Given request. Exactly reproduce each line of the listing that follows.

(Extracted data entries)
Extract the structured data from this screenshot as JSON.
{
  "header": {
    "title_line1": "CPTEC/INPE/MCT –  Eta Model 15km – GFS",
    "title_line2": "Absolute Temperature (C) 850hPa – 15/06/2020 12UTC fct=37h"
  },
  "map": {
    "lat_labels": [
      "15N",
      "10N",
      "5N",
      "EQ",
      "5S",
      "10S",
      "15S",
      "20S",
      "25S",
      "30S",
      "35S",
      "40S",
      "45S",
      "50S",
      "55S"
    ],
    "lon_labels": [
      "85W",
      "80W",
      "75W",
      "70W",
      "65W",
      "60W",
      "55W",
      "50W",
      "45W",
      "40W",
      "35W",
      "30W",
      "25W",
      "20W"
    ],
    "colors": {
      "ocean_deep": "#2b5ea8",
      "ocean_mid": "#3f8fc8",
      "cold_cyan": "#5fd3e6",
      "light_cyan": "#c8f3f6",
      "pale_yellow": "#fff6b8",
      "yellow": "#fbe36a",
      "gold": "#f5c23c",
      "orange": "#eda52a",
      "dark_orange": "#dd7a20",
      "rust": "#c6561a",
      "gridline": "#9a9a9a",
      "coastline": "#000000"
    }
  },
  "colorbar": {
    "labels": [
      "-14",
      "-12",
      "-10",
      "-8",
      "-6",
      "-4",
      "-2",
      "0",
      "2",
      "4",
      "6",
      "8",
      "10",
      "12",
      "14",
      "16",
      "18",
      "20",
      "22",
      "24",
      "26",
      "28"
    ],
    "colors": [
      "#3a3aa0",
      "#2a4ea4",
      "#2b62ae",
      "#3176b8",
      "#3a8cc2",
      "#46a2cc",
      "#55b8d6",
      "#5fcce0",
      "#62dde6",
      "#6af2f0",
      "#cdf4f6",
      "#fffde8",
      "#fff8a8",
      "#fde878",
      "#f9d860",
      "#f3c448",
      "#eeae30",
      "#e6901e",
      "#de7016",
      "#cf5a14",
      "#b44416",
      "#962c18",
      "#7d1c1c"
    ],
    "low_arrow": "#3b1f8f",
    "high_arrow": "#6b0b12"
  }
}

Solution to the problem.
Extract the structured data from this screenshot as JSON.
{
  "header": {
    "title_line1": "CPTEC/INPE/MCT –  Eta Model 15km – GFS",
    "title_line2": "Absolute Temperature (C) 850hPa – 15/06/2020 12UTC fct=37h"
  },
  "map": {
    "lat_labels": [
      "15N",
      "10N",
      "5N",
      "EQ",
      "5S",
      "10S",
      "15S",
      "20S",
      "25S",
      "30S",
      "35S",
      "40S",
      "45S",
      "50S",
      "55S"
    ],
    "lon_labels": [
      "85W",
      "80W",
      "75W",
      "70W",
      "65W",
      "60W",
      "55W",
      "50W",
      "45W",
      "40W",
      "35W",
      "30W",
      "25W",
      "20W"
    ],
    "colors": {
      "ocean_deep": "#2b5ea8",
      "ocean_mid": "#3f8fc8",
      "cold_cyan": "#5fd3e6",
      "light_cyan": "#c8f3f6",
      "pale_yellow": "#fff6b8",
      "yellow": "#fbe36a",
      "gold": "#f5c23c",
      "orange": "#eda52a",
      "dark_orange": "#dd7a20",
      "rust": "#c6561a",
      "gridline": "#9a9a9a",
      "coastline": "#000000"
    }
  },
  "colorbar": {
    "labels": [
      "-14",
      "-12",
      "-10",
      "-8",
      "-6",
      "-4",
      "-2",
      "0",
      "2",
      "4",
      "6",
      "8",
      "10",
      "12",
      "14",
      "16",
      "18",
      "20",
      "22",
      "24",
      "26",
      "28"
    ],
    "colors": [
      "#3a3aa0",
      "#2a4ea4",
      "#2b62ae",
      "#3176b8",
      "#3a8cc2",
      "#46a2cc",
      "#55b8d6",
      "#5fcce0",
      "#62dde6",
      "#6af2f0",
      "#cdf4f6",
      "#fffde8",
      "#fff8a8",
      "#fde878",
      "#f9d860",
      "#f3c448",
      "#eeae30",
      "#e6901e",
      "#de7016",
      "#cf5a14",
      "#b44416",
      "#962c18",
      "#7d1c1c"
    ],
    "low_arrow": "#3b1f8f",
    "high_arrow": "#6b0b12"
  }
}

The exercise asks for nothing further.